Task goal >>
Copy out the lines that have "τόπου" in them.

Dataset items >>

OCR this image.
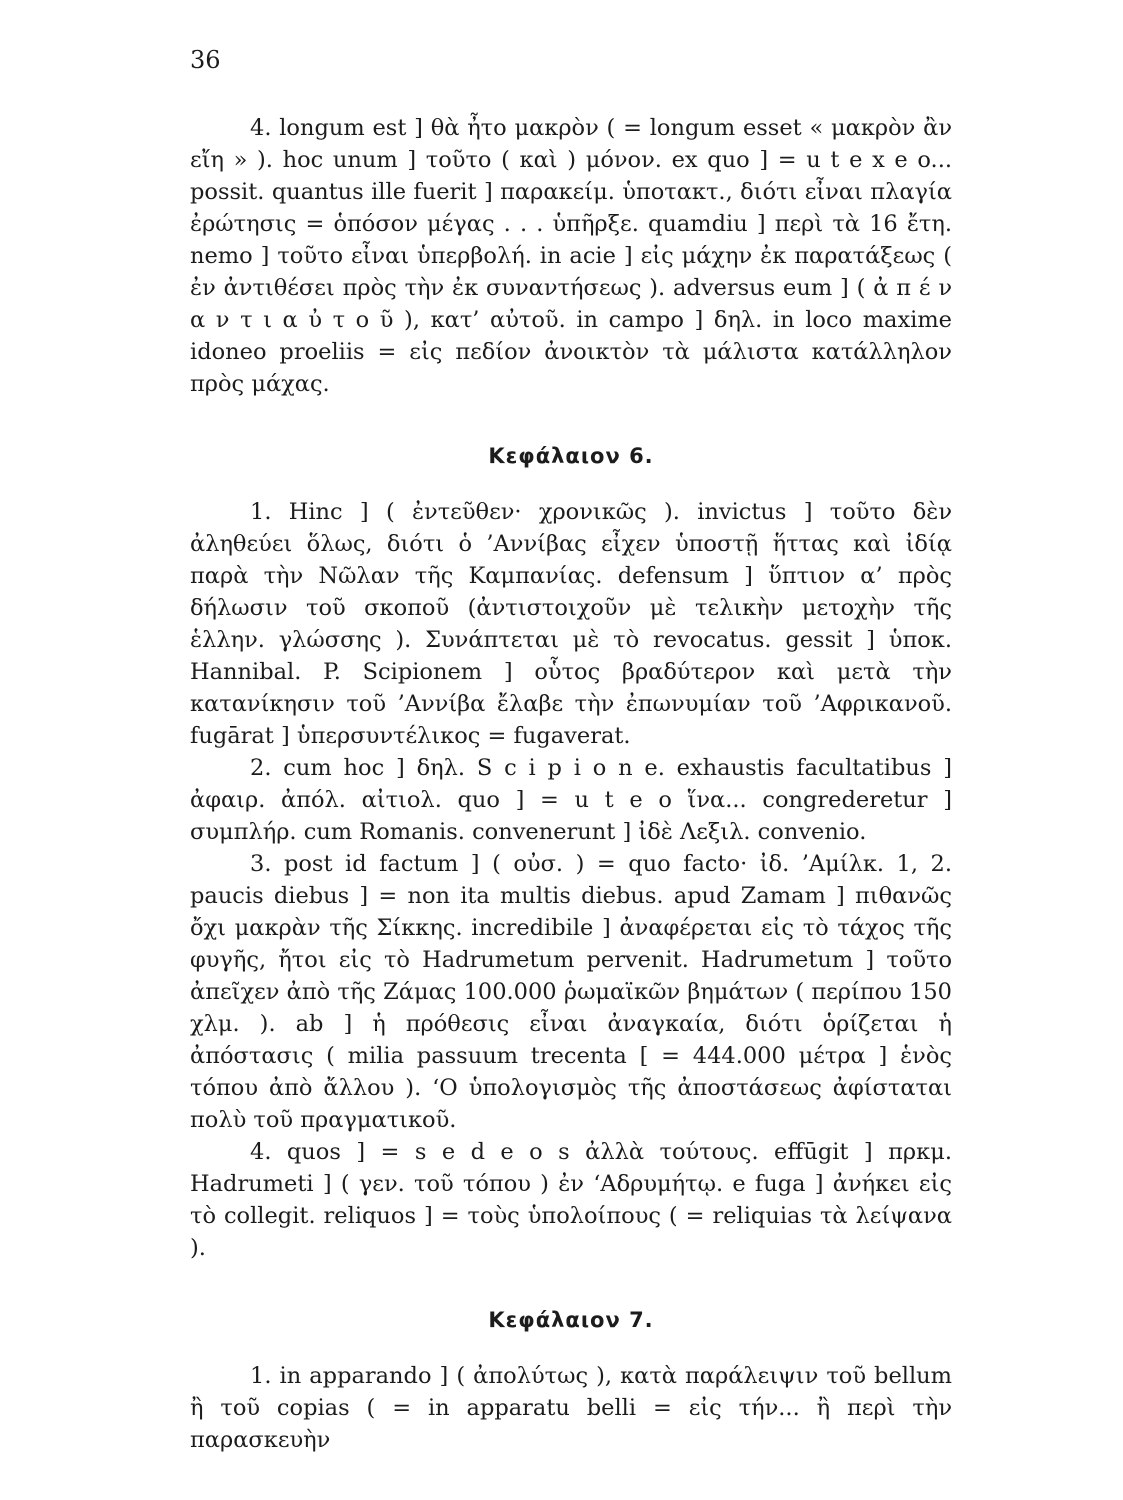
36

4. longum est ] θὰ ἦτο μακρὸν ( = longum esset « μακρὸν ἂν εἴη » ). hoc unum ] τοῦτο ( καὶ ) μόνον. ex quo ] = u t e x e o... possit. quantus ille fuerit ] παρακείμ. ὑποτακτ., διότι εἶναι πλαγία ἐρώτησις = ὁπόσον μέγας . . . ὑπῆρξε. quamdiu ] περὶ τὰ 16 ἔτη. nemo ] τοῦτο εἶναι ὑπερβολή. in acie ] εἰς μάχην ἐκ παρατάξεως ( ἐν ἀντιθέσει πρὸς τὴν ἐκ συναντήσεως ). adversus eum ] ( ἀ π έ ν α ν τ ι α ὐ τ ο ῦ ), κατ’ αὐτοῦ. in campo ] δηλ. in loco maxime idoneo proeliis = εἰς πεδίον ἀνοικτὸν τὰ μάλιστα κατάλληλον πρὸς μάχας.

Κεφάλαιον 6.

1. Hinc ] ( ἐντεῦθεν· χρονικῶς ). invictus ] τοῦτο δὲν ἀληθεύει ὅλως, διότι ὁ ’Αννίβας εἶχεν ὑποστῇ ἥττας καὶ ἰδίᾳ παρὰ τὴν Νῶλαν τῆς Καμπανίας. defensum ] ὕπτιον α’ πρὸς δήλωσιν τοῦ σκοποῦ (ἀντιστοιχοῦν μὲ τελικὴν μετοχὴν τῆς ἑλλην. γλώσσης ). Συνάπτεται μὲ τὸ revocatus. gessit ] ὑποκ. Hannibal. P. Scipionem ] οὗτος βραδύτερον καὶ μετὰ τὴν κατανίκησιν τοῦ ’Αννίβα ἔλαβε τὴν ἐπωνυμίαν τοῦ ’Αφρικανοῦ. fugārat ] ὑπερσυντέλικος = fugaverat.

2. cum hoc ] δηλ. S c i p i o n e. exhaustis facultatibus ] ἀφαιρ. ἀπόλ. αἰτιολ. quo ] = u t e o ἵνα... congrederetur ] συμπλήρ. cum Romanis. convenerunt ] ἰδὲ Λεξιλ. convenio.

3. post id factum ] ( οὐσ. ) = quo facto· ἰδ. ’Αμίλκ. 1, 2. paucis diebus ] = non ita multis diebus. apud Zamam ] πιθανῶς ὄχι μακρὰν τῆς Σίκκης. incredibile ] ἀναφέρεται εἰς τὸ τάχος τῆς φυγῆς, ἤτοι εἰς τὸ Hadrumetum pervenit. Hadrumetum ] τοῦτο ἀπεῖχεν ἀπὸ τῆς Ζάμας 100.000 ῥωμαϊκῶν βημάτων ( περίπου 150 χλμ. ). ab ] ἡ πρόθεσις εἶναι ἀναγκαία, διότι ὁρίζεται ἡ ἀπόστασις ( milia passuum trecenta [ = 444.000 μέτρα ] ἑνὸς τόπου ἀπὸ ἄλλου ). ‘Ο ὑπολογισμὸς τῆς ἀποστάσεως ἀφίσταται πολὺ τοῦ πραγματικοῦ.

4. quos ] = s e d e o s ἀλλὰ τούτους. effūgit ] πρκμ. Hadrumeti ] ( γεν. τοῦ τόπου ) ἐν ‘Αδρυμήτῳ. e fuga ] ἀνήκει εἰς τὸ collegit. reliquos ] = τοὺς ὑπολοίπους ( = reliquias τὰ λείψανα ).

Κεφάλαιον 7.

1. in apparando ] ( ἀπολύτως ), κατὰ παράλειψιν τοῦ bellum ἢ τοῦ copias ( = in apparatu belli = εἰς τήν... ἢ περὶ τὴν παρασκευὴν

Result of this exercise >>
3. post id factum ] ( οὐσ. ) = quo facto· ἰδ. ’Αμίλκ. 1, 2. paucis diebus ] = non ita multis diebus. apud Zamam ] πιθανῶς ὄχι μακρὰν τῆς Σίκκης. incredibile ] ἀναφέρεται εἰς τὸ τάχος τῆς φυγῆς, ἤτοι εἰς τὸ Hadrumetum pervenit. Hadrumetum ] τοῦτο ἀπεῖχεν ἀπὸ τῆς Ζάμας 100.000 ῥωμαϊκῶν βημάτων ( περίπου 150 χλμ. ). ab ] ἡ πρόθεσις εἶναι ἀναγκαία, διότι ὁρίζεται ἡ ἀπόστασις ( milia passuum trecenta [ = 444.000 μέτρα ] ἑνὸς τόπου ἀπὸ ἄλλου ). ‘Ο ὑπολογισμὸς τῆς ἀποστάσεως ἀφίσταται πολὺ τοῦ πραγματικοῦ.
4. quos ] = s e d e o s ἀλλὰ τούτους. effūgit ] πρκμ. Hadrumeti ] ( γεν. τοῦ τόπου ) ἐν ‘Αδρυμήτῳ. e fuga ] ἀνήκει εἰς τὸ collegit. reliquos ] = τοὺς ὑπολοίπους ( = reliquias τὰ λείψανα ).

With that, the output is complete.